Goal:
Reproduce all the lines exactly as they stand, apart from the pictures.

Extracted records:
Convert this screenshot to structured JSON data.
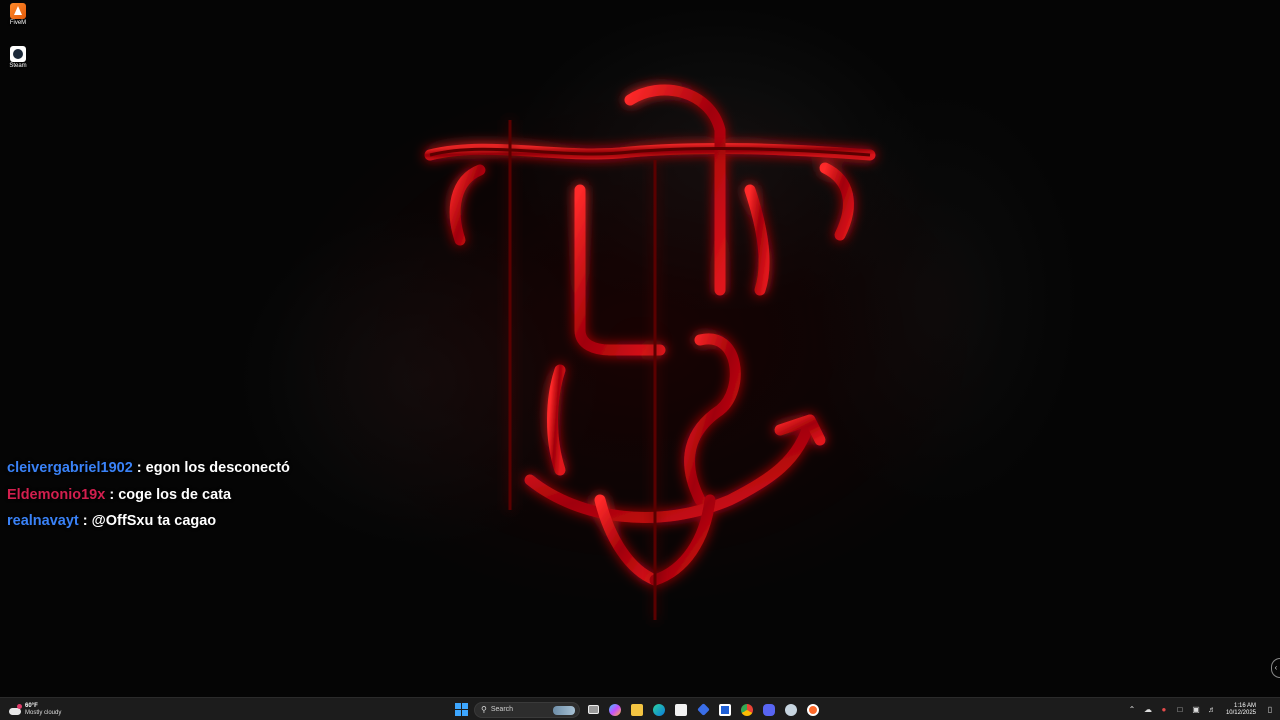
{
  "desktop": {
    "icons": [
      {
        "label": "FiveM",
        "icon": "fivem-icon"
      },
      {
        "label": "Steam",
        "icon": "steam-icon"
      }
    ]
  },
  "chat": [
    {
      "user": "cleivergabriel1902",
      "message": ": egon los desconectó",
      "user_color": "#3a82f7"
    },
    {
      "user": "Eldemonio19x",
      "message": ": coge los de cata",
      "user_color": "#d21f4e"
    },
    {
      "user": "realnavayt",
      "message": ": @OffSxu ta cagao",
      "user_color": "#3a82f7"
    }
  ],
  "taskbar": {
    "weather": {
      "temp": "60°F",
      "condition": "Mostly cloudy",
      "icon": "cloud-icon"
    },
    "search_placeholder": "Search",
    "pinned_icons": [
      "windows-start-icon",
      "search-icon",
      "task-view-icon",
      "copilot-icon",
      "file-explorer-icon",
      "edge-icon",
      "store-icon",
      "app-icon",
      "app-icon",
      "chrome-icon",
      "discord-icon",
      "steam-icon",
      "fivem-icon"
    ],
    "tray": {
      "clock_time": "1:16 AM",
      "clock_date": "10/12/2025"
    }
  },
  "colors": {
    "logo_red": "#c8070f",
    "taskbar_bg": "#1c1c1c",
    "chat_blue": "#3a82f7",
    "chat_red": "#d21f4e"
  }
}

Solution for this problem:
Convert this screenshot to structured JSON data.
{
  "desktop": {
    "icons": [
      {
        "label": "FiveM",
        "icon": "fivem-icon"
      },
      {
        "label": "Steam",
        "icon": "steam-icon"
      }
    ]
  },
  "chat": [
    {
      "user": "cleivergabriel1902",
      "message": ": egon los desconectó",
      "user_color": "#3a82f7"
    },
    {
      "user": "Eldemonio19x",
      "message": ": coge los de cata",
      "user_color": "#d21f4e"
    },
    {
      "user": "realnavayt",
      "message": ": @OffSxu ta cagao",
      "user_color": "#3a82f7"
    }
  ],
  "taskbar": {
    "weather": {
      "temp": "60°F",
      "condition": "Mostly cloudy",
      "icon": "cloud-icon"
    },
    "search_placeholder": "Search",
    "pinned_icons": [
      "windows-start-icon",
      "search-icon",
      "task-view-icon",
      "copilot-icon",
      "file-explorer-icon",
      "edge-icon",
      "store-icon",
      "app-icon",
      "app-icon",
      "chrome-icon",
      "discord-icon",
      "steam-icon",
      "fivem-icon"
    ],
    "tray": {
      "clock_time": "1:16 AM",
      "clock_date": "10/12/2025"
    }
  },
  "colors": {
    "logo_red": "#c8070f",
    "taskbar_bg": "#1c1c1c",
    "chat_blue": "#3a82f7",
    "chat_red": "#d21f4e"
  }
}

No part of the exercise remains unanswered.